**TO DO:**
List the lines of this listing that hold the word "work".
━━━━━━
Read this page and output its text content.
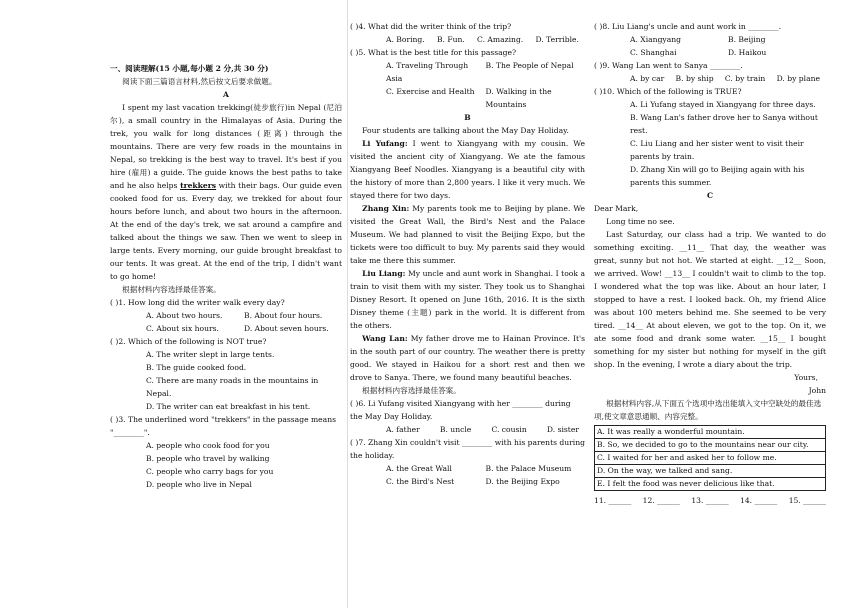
一、阅读理解(15 小题,每小题 2 分,共 30 分)

阅读下面三篇语言材料,然后按文后要求做题。

A

I spent my last vacation trekking(徒步旅行)in Nepal (尼泊尔), a small country in the Himalayas of Asia. During the trek, you walk for long distances (距离) through the mountains. There are very few roads in the mountains in Nepal, so trekking is the best way to travel. It's best if you hire (雇用) a guide. The guide knows the best paths to take and he also helps trekkers with their bags. Our guide even cooked food for us. Every day, we trekked for about four hours before lunch, and about two hours in the afternoon. At the end of the day's trek, we sat around a campfire and talked about the things we saw. Then we went to sleep in large tents. Every morning, our guide brought breakfast to our tents. It was great. At the end of the trip, I didn't want to go home!

根据材料内容选择最佳答案。

( )1. How long did the writer walk every day?

A. About two hours.	B. About four hours.
C. About six hours.	D. About seven hours.

( )2. Which of the following is NOT true?

A. The writer slept in large tents.

B. The guide cooked food.

C. There are many roads in the mountains in Nepal.

D. The writer can eat breakfast in his tent.

( )3. The underlined word "trekkers" in the passage means "________".

A. people who cook food for you

B. people who travel by walking

C. people who carry bags for you

D. people who live in Nepal

( )4. What did the writer think of the trip?

A. Boring. B. Fun. C. Amazing. D. Terrible.

( )5. What is the best title for this passage?

A. Traveling Through Asia
B. The People of Nepal
C. Exercise and Health	D. Walking in the Mountains

B

Four students are talking about the May Day Holiday.

Li Yufang: I went to Xiangyang with my cousin. We visited the ancient city of Xiangyang. We ate the famous Xiangyang Beef Noodles. Xiangyang is a beautiful city with the history of more than 2,800 years. I like it very much. We stayed there for two days.

Zhang Xin: My parents took me to Beijing by plane. We visited the Great Wall, the Bird's Nest and the Palace Museum. We had planned to visit the Beijing Expo, but the tickets were too difficult to buy. My parents said they would take me there this summer.

Liu Liang: My uncle and aunt work in Shanghai. I took a train to visit them with my sister. They took us to Shanghai Disney Resort. It opened on June 16th, 2016. It is the sixth Disney theme (主题) park in the world. It is different from the others.

Wang Lan: My father drove me to Hainan Province. It's in the south part of our country. The weather there is pretty good. We stayed in Haikou for a short rest and then we drove to Sanya. There, we found many beautiful beaches.

根据材料内容选择最佳答案。

( )6. Li Yufang visited Xiangyang with her ________ during the May Day Holiday.

A. father	B. uncle	C. cousin	D. sister

( )7. Zhang Xin couldn't visit ________ with his parents during the holiday.

A. the Great Wall	B. the Palace Museum
C. the Bird's Nest	D. the Beijing Expo

( )8. Liu Liang's uncle and aunt work in ________.

A. Xiangyang	B. Beijing
C. Shanghai	D. Haikou

( )9. Wang Lan went to Sanya ________.

A. by car B. by ship C. by train D. by plane

( )10. Which of the following is TRUE?

A. Li Yufang stayed in Xiangyang for three days.

B. Wang Lan's father drove her to Sanya without rest.

C. Liu Liang and her sister went to visit their parents by train.

D. Zhang Xin will go to Beijing again with his parents this summer.

C

Dear Mark,

Long time no see.

Last Saturday, our class had a trip. We wanted to do something exciting. __11__ That day, the weather was great, sunny but not hot. We started at eight. __12__ Soon, we arrived. Wow! __13__ I couldn't wait to climb to the top. I wondered what the top was like. About an hour later, I stopped to have a rest. I looked back. Oh, my friend Alice was about 100 meters behind me. She seemed to be very tired. __14__ At about eleven, we got to the top. On it, we ate some food and drank some water. __15__ I bought something for my sister but nothing for myself in the gift shop. In the evening, I wrote a diary about the trip.

Yours,

John

根据材料内容,从下面五个选项中选出能填入文中空缺处的最佳选项,使文章意思通顺、内容完整。

A. It was really a wonderful mountain.
B. So, we decided to go to the mountains near our city.
C. I waited for her and asked her to follow me.
D. On the way, we talked and sang.
E. I felt the food was never delicious like that.
11. ______ 12. ______ 13. ______ 14. ______ 15. ______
━━━━━━
**COMPLETE ANSWER:**
Liu Liang: My uncle and aunt work in Shanghai. I took a train to visit them with my sister. They took us to Shanghai Disney Resort. It opened on June 16th, 2016. It is the sixth Disney theme (主题) park in the world. It is different from the others.
( )8. Liu Liang's uncle and aunt work in ________.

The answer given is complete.